* [Goal]
Give the number of lines that hold the string "customers". Nothing else is needed.

* [Given data]
-.-.-

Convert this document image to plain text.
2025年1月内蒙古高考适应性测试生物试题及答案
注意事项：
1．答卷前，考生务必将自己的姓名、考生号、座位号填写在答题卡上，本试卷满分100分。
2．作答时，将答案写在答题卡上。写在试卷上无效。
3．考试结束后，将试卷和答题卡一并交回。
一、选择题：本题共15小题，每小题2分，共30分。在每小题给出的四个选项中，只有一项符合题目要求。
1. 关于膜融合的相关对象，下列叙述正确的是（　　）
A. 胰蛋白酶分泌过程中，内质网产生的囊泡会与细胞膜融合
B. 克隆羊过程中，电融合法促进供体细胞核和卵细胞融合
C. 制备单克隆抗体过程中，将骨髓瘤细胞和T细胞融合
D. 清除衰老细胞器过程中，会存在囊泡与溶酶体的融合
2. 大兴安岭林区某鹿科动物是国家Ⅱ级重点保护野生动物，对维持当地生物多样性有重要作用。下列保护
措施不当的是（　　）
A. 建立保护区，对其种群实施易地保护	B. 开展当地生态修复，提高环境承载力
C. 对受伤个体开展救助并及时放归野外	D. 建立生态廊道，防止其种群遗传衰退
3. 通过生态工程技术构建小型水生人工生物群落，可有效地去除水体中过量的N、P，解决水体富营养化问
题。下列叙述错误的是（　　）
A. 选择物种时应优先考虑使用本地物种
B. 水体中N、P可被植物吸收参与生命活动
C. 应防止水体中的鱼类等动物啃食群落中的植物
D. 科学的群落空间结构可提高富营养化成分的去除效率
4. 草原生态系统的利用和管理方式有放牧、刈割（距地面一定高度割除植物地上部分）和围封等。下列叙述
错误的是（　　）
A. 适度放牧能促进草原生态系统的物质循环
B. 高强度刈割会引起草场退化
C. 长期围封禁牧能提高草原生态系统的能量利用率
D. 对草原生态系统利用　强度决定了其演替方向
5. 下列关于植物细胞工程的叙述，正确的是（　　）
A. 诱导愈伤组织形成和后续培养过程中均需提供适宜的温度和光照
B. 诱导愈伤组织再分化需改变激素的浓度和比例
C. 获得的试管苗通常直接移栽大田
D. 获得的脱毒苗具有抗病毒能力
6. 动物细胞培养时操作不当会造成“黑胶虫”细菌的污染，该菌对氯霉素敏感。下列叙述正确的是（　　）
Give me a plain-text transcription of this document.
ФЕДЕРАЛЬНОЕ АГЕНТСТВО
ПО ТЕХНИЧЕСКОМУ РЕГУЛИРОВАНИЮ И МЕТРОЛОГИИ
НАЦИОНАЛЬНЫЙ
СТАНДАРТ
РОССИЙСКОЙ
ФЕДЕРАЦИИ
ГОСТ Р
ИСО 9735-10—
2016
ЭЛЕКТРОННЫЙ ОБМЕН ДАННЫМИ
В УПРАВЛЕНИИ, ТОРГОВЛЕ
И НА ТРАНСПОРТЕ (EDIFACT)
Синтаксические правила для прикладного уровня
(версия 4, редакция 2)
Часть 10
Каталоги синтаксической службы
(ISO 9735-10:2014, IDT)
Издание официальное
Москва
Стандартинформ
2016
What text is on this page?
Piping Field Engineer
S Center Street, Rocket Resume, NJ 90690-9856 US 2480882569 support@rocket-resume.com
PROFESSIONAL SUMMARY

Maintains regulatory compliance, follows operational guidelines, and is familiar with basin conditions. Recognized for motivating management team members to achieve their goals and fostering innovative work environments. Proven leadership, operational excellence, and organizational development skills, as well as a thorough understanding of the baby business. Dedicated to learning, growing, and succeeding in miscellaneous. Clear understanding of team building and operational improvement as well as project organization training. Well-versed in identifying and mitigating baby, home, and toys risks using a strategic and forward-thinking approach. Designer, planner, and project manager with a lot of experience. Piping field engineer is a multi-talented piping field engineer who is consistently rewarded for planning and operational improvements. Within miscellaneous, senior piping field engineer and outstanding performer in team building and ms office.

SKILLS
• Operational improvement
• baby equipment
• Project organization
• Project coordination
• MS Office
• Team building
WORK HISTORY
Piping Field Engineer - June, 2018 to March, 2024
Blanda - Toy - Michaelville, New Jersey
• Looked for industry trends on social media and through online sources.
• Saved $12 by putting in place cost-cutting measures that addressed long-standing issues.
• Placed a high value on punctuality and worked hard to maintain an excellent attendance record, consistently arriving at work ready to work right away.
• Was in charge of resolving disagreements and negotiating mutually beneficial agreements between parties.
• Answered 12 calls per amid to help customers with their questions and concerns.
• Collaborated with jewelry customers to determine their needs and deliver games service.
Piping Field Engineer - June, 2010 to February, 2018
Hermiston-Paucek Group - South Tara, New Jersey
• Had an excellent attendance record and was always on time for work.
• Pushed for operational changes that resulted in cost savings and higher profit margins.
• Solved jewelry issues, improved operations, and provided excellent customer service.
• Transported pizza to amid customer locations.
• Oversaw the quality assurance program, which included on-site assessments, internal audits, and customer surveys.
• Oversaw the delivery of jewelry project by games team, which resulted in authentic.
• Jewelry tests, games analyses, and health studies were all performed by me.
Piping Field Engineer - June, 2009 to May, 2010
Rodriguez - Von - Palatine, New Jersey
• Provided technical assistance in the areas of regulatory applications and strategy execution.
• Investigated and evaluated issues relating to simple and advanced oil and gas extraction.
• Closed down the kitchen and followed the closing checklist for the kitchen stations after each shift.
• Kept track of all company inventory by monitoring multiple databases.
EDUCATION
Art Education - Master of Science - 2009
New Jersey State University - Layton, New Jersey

-.-.-

* [Solution below]
2